Parts of the exercise –
1: Reproduce the passage on the opportunity cost of capital word for word, starting with "In sum, tax" and going on through "capital is justifiable.".
2: Answer these questions from the passage on the opportunity cost of capital:
(a) In a capitalistic framework, what is the rate of interest taken to measure?
(b) What kind of cost do accountants use quite often?
(c) In PLS contracts, what is the accounting treatment of one partner's profit share the same as?

Text to read –
----------

The phrase "next best alternative "does not render meaning to the effect that the IRR of a project adjacent to the one under consideration shall be taken as its opportunity cost of capital. This is because the interdependency of all projects does not qualify any one of the IRR's as suitable for opportunity cost of the remaining projects; otherwise there would be hundreds of opportunity costs in a capitalistic framework whereas the rate of interest is taken to measure the opportunity cost of all capital investments. In other words, in order to have opportunity cost, the condition of independence has to be met. The negligence to consider the interdependencies of the projects and also the independency of the rate of interest from IRR's of investment projects has led many writers to form misconception about opportunity cost capital.
In the absence of interest there is nothing to compare IRR's of various projects with (except IRR's of the projects with themselves). Being interdependent and shared upon by Islamic banks, these projects cannot logically be used to measure the opportunity cost of capital. This simply means nothing but the opportunity cost of capital being zero. This conclusion is in complete agreement with both accounting standards and with economic logic. On this score, two points are mentioned here. First, accountants use, quite often, the historical cost. In PLS contracts the profit share of one partner cannot be considered cost of the other partner; accounting treatment in such cases is same as dividends paid to the shareholders. Second, accountants never agree with economists' search for a theoretical opportunity cost of capital, which has to be independent from IRR's. Despite this great debate between accountants and economists, the economists use and base their own economic analysis upon the financial statements prepared by accountants with due consideration given to accounting standards without having to adjust these statements by norms and standards suggested by them. Furthermore, these statements are used to calculate appropriate taxes and are accepted by tax authorities without any objection about their validity.
In sum, tax authorities of an Islamic state shall not accept any cost as cost of capital and economists are expected to be explicit about the independence of rate of interest from IRR's so that opportunity cost of capital is justifiable.

----------

Dataset rows –
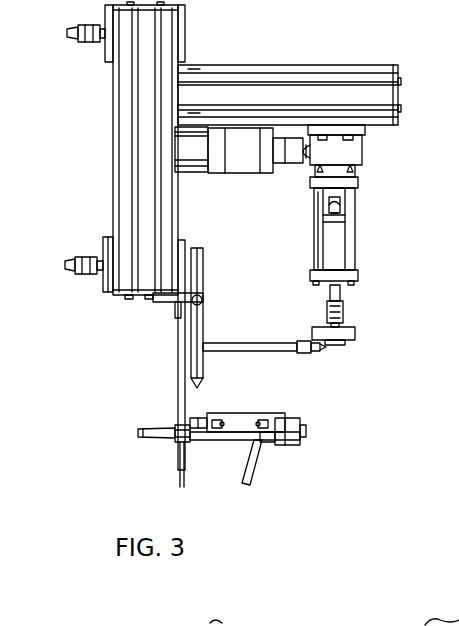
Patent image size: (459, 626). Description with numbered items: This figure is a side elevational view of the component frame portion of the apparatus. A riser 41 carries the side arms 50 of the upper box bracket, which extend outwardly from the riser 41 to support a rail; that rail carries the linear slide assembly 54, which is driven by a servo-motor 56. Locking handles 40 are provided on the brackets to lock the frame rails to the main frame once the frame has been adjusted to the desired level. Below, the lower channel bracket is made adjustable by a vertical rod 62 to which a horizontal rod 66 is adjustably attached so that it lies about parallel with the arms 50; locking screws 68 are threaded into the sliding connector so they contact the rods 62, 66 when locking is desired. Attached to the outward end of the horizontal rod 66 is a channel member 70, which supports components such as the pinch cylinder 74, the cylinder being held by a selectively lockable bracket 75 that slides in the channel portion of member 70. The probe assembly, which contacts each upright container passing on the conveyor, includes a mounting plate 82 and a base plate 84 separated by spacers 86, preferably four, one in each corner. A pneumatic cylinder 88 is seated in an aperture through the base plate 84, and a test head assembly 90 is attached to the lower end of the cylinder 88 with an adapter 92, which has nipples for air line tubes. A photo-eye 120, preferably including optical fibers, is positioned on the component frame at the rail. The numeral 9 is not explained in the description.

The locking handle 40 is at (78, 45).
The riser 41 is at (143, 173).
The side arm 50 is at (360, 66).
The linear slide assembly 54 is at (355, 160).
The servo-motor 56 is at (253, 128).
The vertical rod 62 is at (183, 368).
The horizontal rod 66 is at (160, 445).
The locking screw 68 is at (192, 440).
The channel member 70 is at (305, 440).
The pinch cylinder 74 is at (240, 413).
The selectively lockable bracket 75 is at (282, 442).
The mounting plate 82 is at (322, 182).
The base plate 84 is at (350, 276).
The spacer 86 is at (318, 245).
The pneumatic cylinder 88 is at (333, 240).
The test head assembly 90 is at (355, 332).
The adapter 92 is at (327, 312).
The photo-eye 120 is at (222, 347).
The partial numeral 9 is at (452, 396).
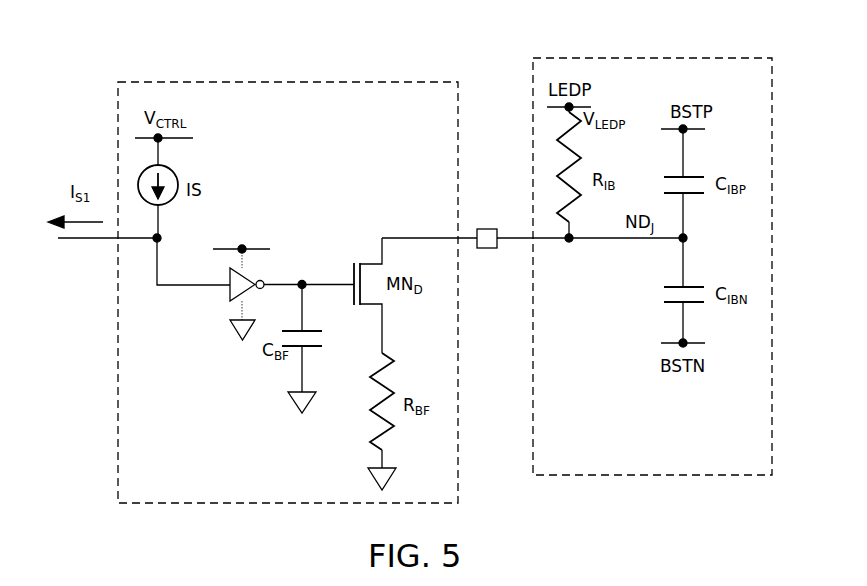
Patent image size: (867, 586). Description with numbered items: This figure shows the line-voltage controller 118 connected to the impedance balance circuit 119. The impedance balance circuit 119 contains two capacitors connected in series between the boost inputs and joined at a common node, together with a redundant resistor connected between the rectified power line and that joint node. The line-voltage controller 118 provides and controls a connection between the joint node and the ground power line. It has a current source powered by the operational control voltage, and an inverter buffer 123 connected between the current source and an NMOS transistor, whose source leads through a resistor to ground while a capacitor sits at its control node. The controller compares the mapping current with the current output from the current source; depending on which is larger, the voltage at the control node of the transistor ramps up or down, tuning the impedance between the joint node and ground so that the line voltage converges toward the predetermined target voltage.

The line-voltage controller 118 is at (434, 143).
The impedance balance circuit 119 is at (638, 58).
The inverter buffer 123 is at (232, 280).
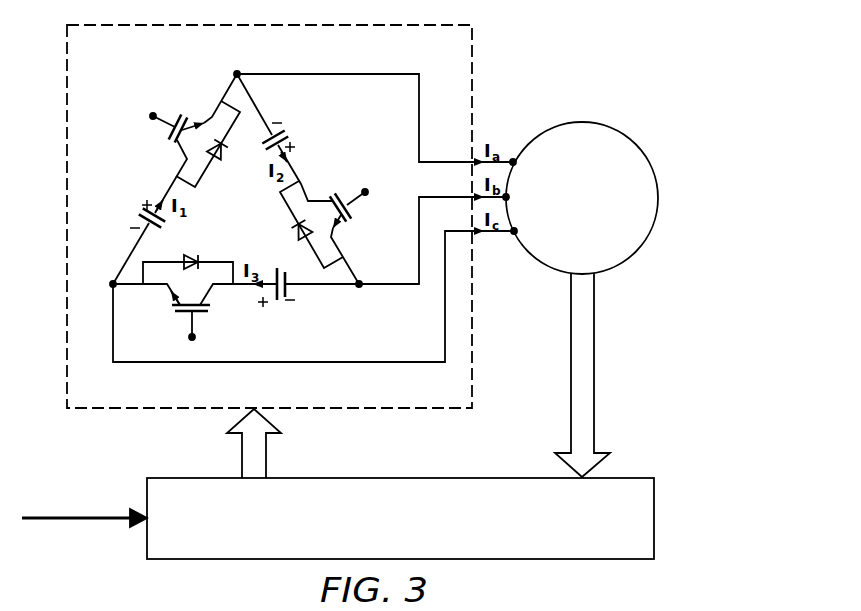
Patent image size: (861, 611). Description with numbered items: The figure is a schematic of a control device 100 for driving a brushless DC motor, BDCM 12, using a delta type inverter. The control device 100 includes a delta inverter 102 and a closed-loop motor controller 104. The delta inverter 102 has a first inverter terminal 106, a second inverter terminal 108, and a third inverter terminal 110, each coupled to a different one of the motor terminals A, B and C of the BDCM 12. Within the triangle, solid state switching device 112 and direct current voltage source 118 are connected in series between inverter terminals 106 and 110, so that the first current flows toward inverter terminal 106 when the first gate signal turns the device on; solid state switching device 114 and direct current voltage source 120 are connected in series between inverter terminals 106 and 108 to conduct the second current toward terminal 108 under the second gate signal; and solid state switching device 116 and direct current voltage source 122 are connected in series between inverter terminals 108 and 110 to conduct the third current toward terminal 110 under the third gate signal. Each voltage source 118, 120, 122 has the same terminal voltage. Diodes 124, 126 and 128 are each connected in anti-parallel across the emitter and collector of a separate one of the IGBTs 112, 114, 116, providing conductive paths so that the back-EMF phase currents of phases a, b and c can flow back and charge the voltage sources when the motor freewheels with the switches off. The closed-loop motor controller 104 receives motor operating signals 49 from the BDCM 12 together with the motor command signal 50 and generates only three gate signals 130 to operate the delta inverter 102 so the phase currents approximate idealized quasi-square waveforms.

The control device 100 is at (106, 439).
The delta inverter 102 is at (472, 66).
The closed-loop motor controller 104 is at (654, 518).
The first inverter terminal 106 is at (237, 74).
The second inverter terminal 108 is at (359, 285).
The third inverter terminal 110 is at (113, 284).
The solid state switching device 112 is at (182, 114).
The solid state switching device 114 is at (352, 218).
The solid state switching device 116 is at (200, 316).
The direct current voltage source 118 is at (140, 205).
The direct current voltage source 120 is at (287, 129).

----------

Results of the tasks –
1:
In sum, tax authorities of an Islamic state shall not accept any cost as cost of capital and economists are expected to be explicit about the independence of rate of interest from IRR's so that opportunity cost of capital is justifiable.

2:
(a) The opportunity cost of all capital investments.
(b) The historical cost.
(c) Dividends paid to the shareholders.